* **Objective**:
Copy out all lines in the data below containing the string "label".
** START Listed entries **
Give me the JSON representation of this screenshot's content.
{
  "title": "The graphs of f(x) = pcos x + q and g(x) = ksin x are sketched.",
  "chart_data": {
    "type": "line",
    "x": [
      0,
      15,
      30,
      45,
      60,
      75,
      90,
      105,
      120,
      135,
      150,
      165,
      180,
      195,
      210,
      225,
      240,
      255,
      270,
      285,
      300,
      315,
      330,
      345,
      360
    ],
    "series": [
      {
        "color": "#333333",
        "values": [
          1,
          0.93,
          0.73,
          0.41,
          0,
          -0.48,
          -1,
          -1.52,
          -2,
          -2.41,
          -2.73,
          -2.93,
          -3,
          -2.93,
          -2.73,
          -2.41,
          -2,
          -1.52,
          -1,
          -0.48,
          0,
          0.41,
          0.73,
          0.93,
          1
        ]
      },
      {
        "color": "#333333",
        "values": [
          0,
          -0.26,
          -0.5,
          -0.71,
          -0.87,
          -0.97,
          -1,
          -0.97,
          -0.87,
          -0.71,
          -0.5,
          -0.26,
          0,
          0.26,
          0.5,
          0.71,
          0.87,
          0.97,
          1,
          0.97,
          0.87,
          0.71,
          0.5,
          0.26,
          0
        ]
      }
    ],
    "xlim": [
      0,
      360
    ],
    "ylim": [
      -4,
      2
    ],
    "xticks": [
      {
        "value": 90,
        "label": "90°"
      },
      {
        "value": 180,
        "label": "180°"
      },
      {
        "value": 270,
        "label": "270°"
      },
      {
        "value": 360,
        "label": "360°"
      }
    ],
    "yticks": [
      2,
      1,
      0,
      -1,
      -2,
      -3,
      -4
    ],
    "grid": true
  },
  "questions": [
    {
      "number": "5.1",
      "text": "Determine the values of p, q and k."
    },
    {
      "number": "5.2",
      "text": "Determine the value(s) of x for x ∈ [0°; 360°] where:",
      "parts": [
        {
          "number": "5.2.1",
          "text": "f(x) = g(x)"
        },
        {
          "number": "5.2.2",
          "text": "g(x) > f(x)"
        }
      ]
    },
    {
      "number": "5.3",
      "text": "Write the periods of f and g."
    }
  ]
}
** END Listed entries **
* **Answer to this exercise**:
        "label": "90°"
        "label": "180°"
        "label": "270°"
        "label": "360°"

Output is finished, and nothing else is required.